▶ **Brief**
Gather all lines in the data that hold the string "title".
··· Available data ···
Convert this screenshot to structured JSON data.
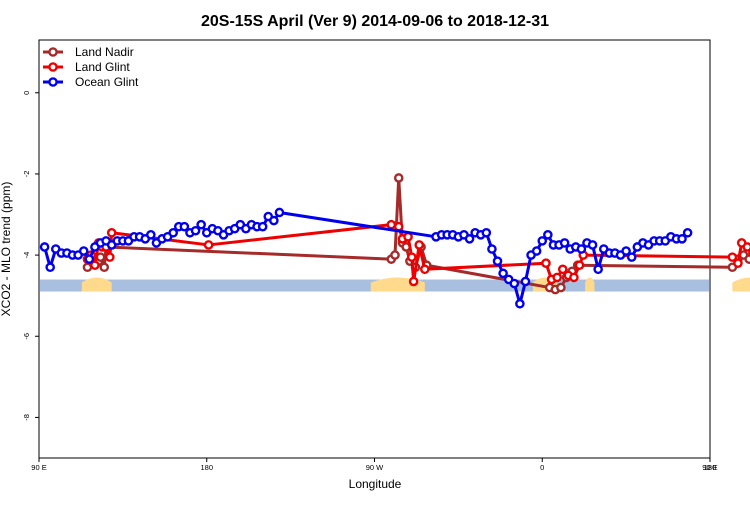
{
  "chart_data": {
    "type": "line",
    "title": "20S-15S April (Ver 9)   2014-09-06 to 2018-12-31",
    "xlabel": "Longitude",
    "ylabel": "XCO2 - MLO trend (ppm)",
    "x_range": [
      90,
      450
    ],
    "ylim": [
      -9,
      1.3
    ],
    "x_ticks": [
      {
        "value": 90,
        "label": "90 E"
      },
      {
        "value": 180,
        "label": "180"
      },
      {
        "value": 270,
        "label": "90 W"
      },
      {
        "value": 360,
        "label": "0"
      },
      {
        "value": 450,
        "label": "90 E"
      },
      {
        "value": 540,
        "label": "180"
      }
    ],
    "y_ticks": [
      0,
      -2,
      -4,
      -6,
      -8
    ],
    "grid": false,
    "legend_position": "top-left",
    "series": [
      {
        "name": "Land Nadir",
        "color": "#a52a2a",
        "points": [
          [
            116,
            -4.3
          ],
          [
            119,
            -4.2
          ],
          [
            122,
            -4.15
          ],
          [
            123,
            -4.05
          ],
          [
            125,
            -4.3
          ],
          [
            126,
            -3.8
          ],
          [
            279,
            -4.1
          ],
          [
            281,
            -4.0
          ],
          [
            283,
            -2.1
          ],
          [
            285,
            -3.7
          ],
          [
            287,
            -3.8
          ],
          [
            289,
            -4.15
          ],
          [
            292,
            -4.3
          ],
          [
            295,
            -3.8
          ],
          [
            298,
            -4.25
          ],
          [
            364,
            -4.8
          ],
          [
            367,
            -4.85
          ],
          [
            370,
            -4.8
          ],
          [
            373,
            -4.55
          ],
          [
            376,
            -4.4
          ],
          [
            379,
            -4.25
          ],
          [
            462,
            -4.3
          ],
          [
            465,
            -4.1
          ],
          [
            468,
            -4.0
          ],
          [
            471,
            -4.1
          ],
          [
            474,
            -4.3
          ],
          [
            477,
            -3.85
          ]
        ]
      },
      {
        "name": "Land Glint",
        "color": "#ee0000",
        "points": [
          [
            116,
            -4.1
          ],
          [
            118,
            -4.0
          ],
          [
            120,
            -4.25
          ],
          [
            122,
            -3.7
          ],
          [
            124,
            -3.8
          ],
          [
            126,
            -3.8
          ],
          [
            128,
            -4.05
          ],
          [
            129,
            -3.45
          ],
          [
            181,
            -3.75
          ],
          [
            279,
            -3.25
          ],
          [
            283,
            -3.3
          ],
          [
            285,
            -3.6
          ],
          [
            288,
            -3.55
          ],
          [
            290,
            -4.05
          ],
          [
            291,
            -4.65
          ],
          [
            294,
            -3.75
          ],
          [
            297,
            -4.35
          ],
          [
            362,
            -4.2
          ],
          [
            365,
            -4.6
          ],
          [
            368,
            -4.55
          ],
          [
            371,
            -4.35
          ],
          [
            374,
            -4.5
          ],
          [
            377,
            -4.55
          ],
          [
            380,
            -4.25
          ],
          [
            382,
            -4.0
          ],
          [
            462,
            -4.05
          ],
          [
            465,
            -4.2
          ],
          [
            467,
            -3.7
          ],
          [
            470,
            -3.8
          ],
          [
            473,
            -3.95
          ],
          [
            476,
            -4.05
          ],
          [
            479,
            -3.45
          ]
        ]
      },
      {
        "name": "Ocean Glint",
        "color": "#0000ee",
        "points": [
          [
            93,
            -3.8
          ],
          [
            96,
            -4.3
          ],
          [
            99,
            -3.85
          ],
          [
            102,
            -3.95
          ],
          [
            105,
            -3.95
          ],
          [
            108,
            -4.0
          ],
          [
            111,
            -4.0
          ],
          [
            114,
            -3.9
          ],
          [
            117,
            -4.1
          ],
          [
            120,
            -3.8
          ],
          [
            123,
            -3.7
          ],
          [
            126,
            -3.65
          ],
          [
            129,
            -3.75
          ],
          [
            132,
            -3.65
          ],
          [
            135,
            -3.65
          ],
          [
            138,
            -3.65
          ],
          [
            141,
            -3.55
          ],
          [
            144,
            -3.55
          ],
          [
            147,
            -3.6
          ],
          [
            150,
            -3.5
          ],
          [
            153,
            -3.7
          ],
          [
            156,
            -3.6
          ],
          [
            159,
            -3.55
          ],
          [
            162,
            -3.45
          ],
          [
            165,
            -3.3
          ],
          [
            168,
            -3.3
          ],
          [
            171,
            -3.45
          ],
          [
            174,
            -3.4
          ],
          [
            177,
            -3.25
          ],
          [
            180,
            -3.45
          ],
          [
            183,
            -3.35
          ],
          [
            186,
            -3.4
          ],
          [
            189,
            -3.5
          ],
          [
            192,
            -3.4
          ],
          [
            195,
            -3.35
          ],
          [
            198,
            -3.25
          ],
          [
            201,
            -3.35
          ],
          [
            204,
            -3.25
          ],
          [
            207,
            -3.3
          ],
          [
            210,
            -3.3
          ],
          [
            213,
            -3.05
          ],
          [
            216,
            -3.15
          ],
          [
            219,
            -2.95
          ],
          [
            303,
            -3.55
          ],
          [
            306,
            -3.5
          ],
          [
            309,
            -3.5
          ],
          [
            312,
            -3.5
          ],
          [
            315,
            -3.55
          ],
          [
            318,
            -3.5
          ],
          [
            321,
            -3.6
          ],
          [
            324,
            -3.45
          ],
          [
            327,
            -3.5
          ],
          [
            330,
            -3.45
          ],
          [
            333,
            -3.85
          ],
          [
            336,
            -4.15
          ],
          [
            339,
            -4.45
          ],
          [
            342,
            -4.6
          ],
          [
            345,
            -4.7
          ],
          [
            348,
            -5.2
          ],
          [
            351,
            -4.65
          ],
          [
            354,
            -4.0
          ],
          [
            357,
            -3.9
          ],
          [
            360,
            -3.65
          ],
          [
            363,
            -3.5
          ],
          [
            366,
            -3.75
          ],
          [
            369,
            -3.75
          ],
          [
            372,
            -3.7
          ],
          [
            375,
            -3.85
          ],
          [
            378,
            -3.8
          ],
          [
            381,
            -3.85
          ],
          [
            384,
            -3.7
          ],
          [
            387,
            -3.75
          ],
          [
            390,
            -4.35
          ],
          [
            393,
            -3.85
          ],
          [
            396,
            -3.95
          ],
          [
            399,
            -3.95
          ],
          [
            402,
            -4.0
          ],
          [
            405,
            -3.9
          ],
          [
            408,
            -4.05
          ],
          [
            411,
            -3.8
          ],
          [
            414,
            -3.7
          ],
          [
            417,
            -3.75
          ],
          [
            420,
            -3.65
          ],
          [
            423,
            -3.65
          ],
          [
            426,
            -3.65
          ],
          [
            429,
            -3.55
          ],
          [
            432,
            -3.6
          ],
          [
            435,
            -3.6
          ],
          [
            438,
            -3.45
          ]
        ]
      }
    ],
    "band": {
      "y": -4.75,
      "color": "#a8bfdf",
      "land_color": "#ffd98c",
      "land_segments": [
        [
          113,
          129
        ],
        [
          268,
          297
        ],
        [
          355,
          368
        ],
        [
          383,
          388
        ],
        [
          462,
          481
        ]
      ]
    }
  }
}
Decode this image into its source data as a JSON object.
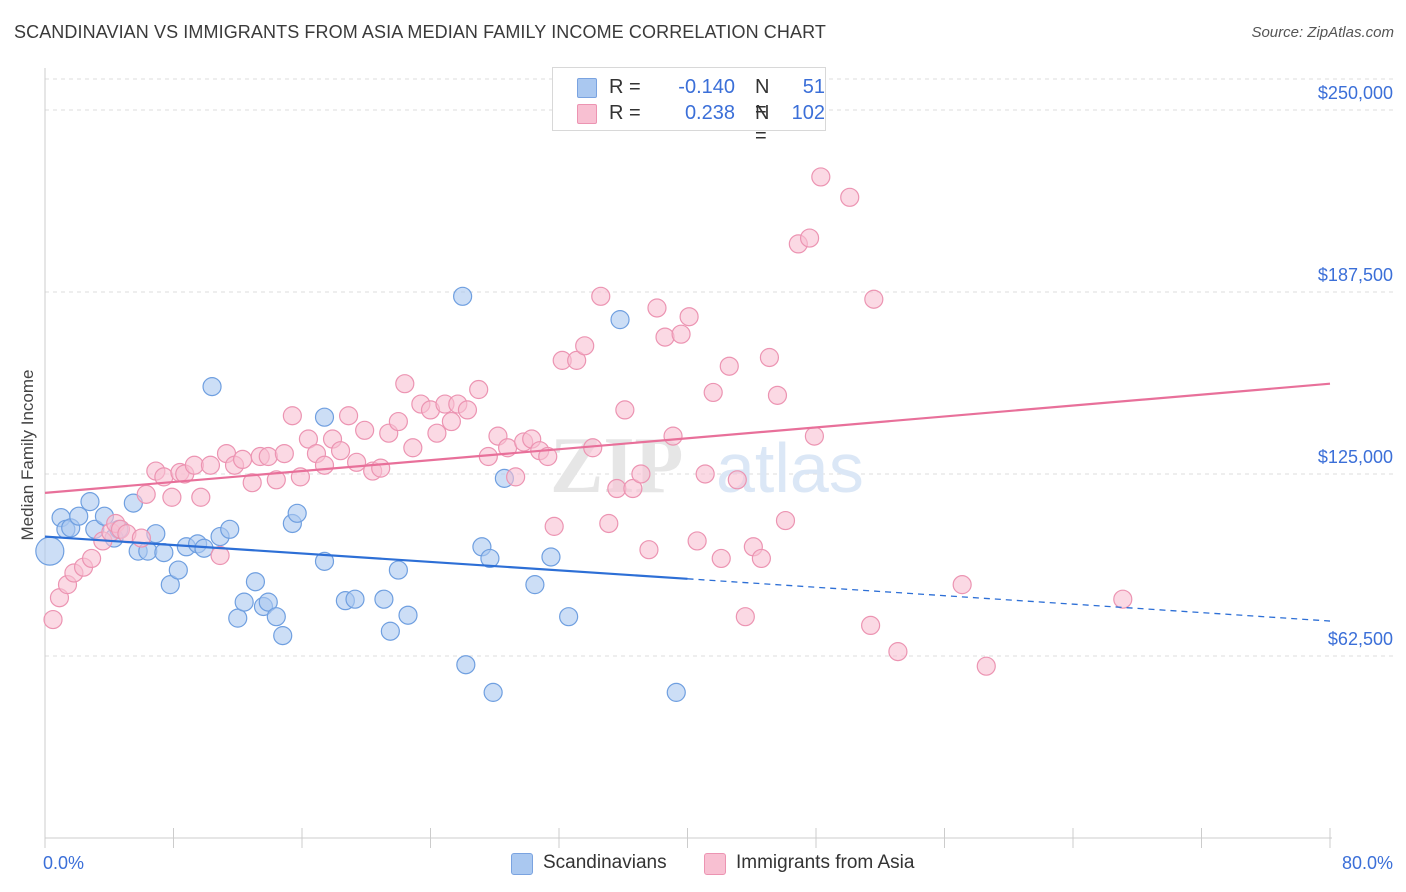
{
  "title": "SCANDINAVIAN VS IMMIGRANTS FROM ASIA MEDIAN FAMILY INCOME CORRELATION CHART",
  "source": "Source: ZipAtlas.com",
  "watermark": {
    "part1": "ZIP",
    "part2": "atlas"
  },
  "legend": {
    "rows": [
      {
        "r_label": "R =",
        "r_value": "-0.140",
        "n_label": "N =",
        "n_value": "51",
        "color": "#aac8f0",
        "border": "#7aa3e0"
      },
      {
        "r_label": "R =",
        "r_value": "0.238",
        "n_label": "N =",
        "n_value": "102",
        "color": "#f8c0d2",
        "border": "#ec94b2"
      }
    ]
  },
  "bottom_legend": [
    {
      "label": "Scandinavians",
      "color": "#aac8f0",
      "border": "#7aa3e0"
    },
    {
      "label": "Immigrants from Asia",
      "color": "#f8c0d2",
      "border": "#ec94b2"
    }
  ],
  "chart_data": {
    "type": "scatter",
    "title": "SCANDINAVIAN VS IMMIGRANTS FROM ASIA MEDIAN FAMILY INCOME CORRELATION CHART",
    "xlabel": "",
    "ylabel": "Median Family Income",
    "xlim": [
      0,
      80
    ],
    "ylim": [
      0,
      262000
    ],
    "x_tick_labels": [
      "0.0%",
      "80.0%"
    ],
    "y_ticks": [
      62500,
      125000,
      187500,
      250000
    ],
    "y_tick_labels": [
      "$62,500",
      "$125,000",
      "$187,500",
      "$250,000"
    ],
    "grid": "horizontal dashed",
    "legend_position": "top-center",
    "colors": {
      "blue_fill": "#aac8f0",
      "blue_stroke": "#6f9fe0",
      "blue_line": "#2d6fd6",
      "pink_fill": "#f8c0d2",
      "pink_stroke": "#ec94b2",
      "pink_line": "#e8709a",
      "axis_label": "#3b6fd8"
    },
    "series": [
      {
        "name": "Scandinavians",
        "trend": {
          "x0": 0,
          "y0": 103500,
          "x1": 40,
          "y1": 89000,
          "x_dash_end": 80,
          "y_dash_end": 74500
        },
        "points": [
          [
            0.3,
            98500,
            14
          ],
          [
            1,
            110000,
            9
          ],
          [
            1.3,
            106000,
            9
          ],
          [
            1.6,
            106500,
            9
          ],
          [
            2.1,
            110500,
            9
          ],
          [
            2.8,
            115500,
            9
          ],
          [
            3.1,
            106000,
            9
          ],
          [
            3.7,
            110500,
            9
          ],
          [
            4.3,
            103000,
            9
          ],
          [
            4.6,
            106000,
            9
          ],
          [
            5.5,
            115000,
            9
          ],
          [
            5.8,
            98500,
            9
          ],
          [
            6.4,
            98500,
            9
          ],
          [
            6.9,
            104500,
            9
          ],
          [
            7.4,
            98000,
            9
          ],
          [
            7.8,
            87000,
            9
          ],
          [
            8.3,
            92000,
            9
          ],
          [
            8.8,
            100000,
            9
          ],
          [
            9.5,
            101000,
            9
          ],
          [
            9.9,
            99500,
            9
          ],
          [
            10.4,
            155000,
            9
          ],
          [
            10.9,
            103500,
            9
          ],
          [
            11.5,
            106000,
            9
          ],
          [
            12,
            75500,
            9
          ],
          [
            12.4,
            81000,
            9
          ],
          [
            13.1,
            88000,
            9
          ],
          [
            13.6,
            79500,
            9
          ],
          [
            13.9,
            81000,
            9
          ],
          [
            14.4,
            76000,
            9
          ],
          [
            14.8,
            69500,
            9
          ],
          [
            15.4,
            108000,
            9
          ],
          [
            15.7,
            111500,
            9
          ],
          [
            17.4,
            95000,
            9
          ],
          [
            17.4,
            144500,
            9
          ],
          [
            18.7,
            81500,
            9
          ],
          [
            19.3,
            82000,
            9
          ],
          [
            21.1,
            82000,
            9
          ],
          [
            21.5,
            71000,
            9
          ],
          [
            22,
            92000,
            9
          ],
          [
            22.6,
            76500,
            9
          ],
          [
            26,
            186000,
            9
          ],
          [
            26.2,
            59500,
            9
          ],
          [
            27.2,
            100000,
            9
          ],
          [
            27.7,
            96000,
            9
          ],
          [
            27.9,
            50000,
            9
          ],
          [
            28.6,
            123500,
            9
          ],
          [
            30.5,
            87000,
            9
          ],
          [
            31.5,
            96500,
            9
          ],
          [
            32.6,
            76000,
            9
          ],
          [
            35.8,
            178000,
            9
          ],
          [
            39.3,
            50000,
            9
          ]
        ]
      },
      {
        "name": "Immigrants from Asia",
        "trend": {
          "x0": 0,
          "y0": 118500,
          "x1": 80,
          "y1": 156000
        },
        "points": [
          [
            0.5,
            75000,
            9
          ],
          [
            0.9,
            82500,
            9
          ],
          [
            1.4,
            87000,
            9
          ],
          [
            1.8,
            91000,
            9
          ],
          [
            2.4,
            93000,
            9
          ],
          [
            2.9,
            96000,
            9
          ],
          [
            3.6,
            102000,
            9
          ],
          [
            4.1,
            105000,
            9
          ],
          [
            4.4,
            108000,
            9
          ],
          [
            4.7,
            106000,
            9
          ],
          [
            5.1,
            104500,
            9
          ],
          [
            6,
            103000,
            9
          ],
          [
            6.3,
            118000,
            9
          ],
          [
            6.9,
            126000,
            9
          ],
          [
            7.4,
            124000,
            9
          ],
          [
            7.9,
            117000,
            9
          ],
          [
            8.4,
            125500,
            9
          ],
          [
            8.7,
            125000,
            9
          ],
          [
            9.3,
            128000,
            9
          ],
          [
            9.7,
            117000,
            9
          ],
          [
            10.3,
            128000,
            9
          ],
          [
            10.9,
            97000,
            9
          ],
          [
            11.3,
            132000,
            9
          ],
          [
            11.8,
            128000,
            9
          ],
          [
            12.3,
            130000,
            9
          ],
          [
            12.9,
            122000,
            9
          ],
          [
            13.4,
            131000,
            9
          ],
          [
            13.9,
            131000,
            9
          ],
          [
            14.4,
            123000,
            9
          ],
          [
            14.9,
            132000,
            9
          ],
          [
            15.4,
            145000,
            9
          ],
          [
            15.9,
            124000,
            9
          ],
          [
            16.4,
            137000,
            9
          ],
          [
            16.9,
            132000,
            9
          ],
          [
            17.4,
            128000,
            9
          ],
          [
            17.9,
            137000,
            9
          ],
          [
            18.4,
            133000,
            9
          ],
          [
            18.9,
            145000,
            9
          ],
          [
            19.4,
            129000,
            9
          ],
          [
            19.9,
            140000,
            9
          ],
          [
            20.4,
            126000,
            9
          ],
          [
            20.9,
            127000,
            9
          ],
          [
            21.4,
            139000,
            9
          ],
          [
            22,
            143000,
            9
          ],
          [
            22.4,
            156000,
            9
          ],
          [
            22.9,
            134000,
            9
          ],
          [
            23.4,
            149000,
            9
          ],
          [
            24,
            147000,
            9
          ],
          [
            24.4,
            139000,
            9
          ],
          [
            24.9,
            149000,
            9
          ],
          [
            25.3,
            143000,
            9
          ],
          [
            25.7,
            149000,
            9
          ],
          [
            26.3,
            147000,
            9
          ],
          [
            27,
            154000,
            9
          ],
          [
            27.6,
            131000,
            9
          ],
          [
            28.2,
            138000,
            9
          ],
          [
            28.8,
            134000,
            9
          ],
          [
            29.3,
            124000,
            9
          ],
          [
            29.8,
            136000,
            9
          ],
          [
            30.3,
            137000,
            9
          ],
          [
            30.8,
            133000,
            9
          ],
          [
            31.3,
            131000,
            9
          ],
          [
            31.7,
            107000,
            9
          ],
          [
            32.2,
            164000,
            9
          ],
          [
            33.1,
            164000,
            9
          ],
          [
            33.6,
            169000,
            9
          ],
          [
            34.1,
            134000,
            9
          ],
          [
            34.6,
            186000,
            9
          ],
          [
            35.1,
            108000,
            9
          ],
          [
            35.6,
            120000,
            9
          ],
          [
            36.1,
            147000,
            9
          ],
          [
            36.6,
            120000,
            9
          ],
          [
            37.1,
            125000,
            9
          ],
          [
            37.6,
            99000,
            9
          ],
          [
            38.1,
            182000,
            9
          ],
          [
            38.6,
            172000,
            9
          ],
          [
            39.1,
            138000,
            9
          ],
          [
            39.6,
            173000,
            9
          ],
          [
            40.1,
            179000,
            9
          ],
          [
            40.6,
            102000,
            9
          ],
          [
            41.1,
            125000,
            9
          ],
          [
            41.6,
            153000,
            9
          ],
          [
            42.1,
            96000,
            9
          ],
          [
            42.6,
            162000,
            9
          ],
          [
            43.1,
            123000,
            9
          ],
          [
            43.6,
            76000,
            9
          ],
          [
            44.1,
            100000,
            9
          ],
          [
            44.6,
            96000,
            9
          ],
          [
            45.1,
            165000,
            9
          ],
          [
            45.6,
            152000,
            9
          ],
          [
            46.1,
            109000,
            9
          ],
          [
            46.9,
            204000,
            9
          ],
          [
            47.6,
            206000,
            9
          ],
          [
            48.3,
            227000,
            9
          ],
          [
            50.1,
            220000,
            9
          ],
          [
            51.4,
            73000,
            9
          ],
          [
            51.6,
            185000,
            9
          ],
          [
            53.1,
            64000,
            9
          ],
          [
            57.1,
            87000,
            9
          ],
          [
            58.6,
            59000,
            9
          ],
          [
            67.1,
            82000,
            9
          ],
          [
            47.9,
            138000,
            9
          ]
        ]
      }
    ]
  }
}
···
▶ **Solution to the problem**
    "title": "20S-15S April (Ver 9)   2014-09-06 to 2018-12-31",
  "title": "SCANDINAVIAN VS IMMIGRANTS FROM ASIA MEDIAN FAMILY INCOME CORRELATION CHART",
    "title": "SCANDINAVIAN VS IMMIGRANTS FROM ASIA MEDIAN FAMILY INCOME CORRELATION CHART",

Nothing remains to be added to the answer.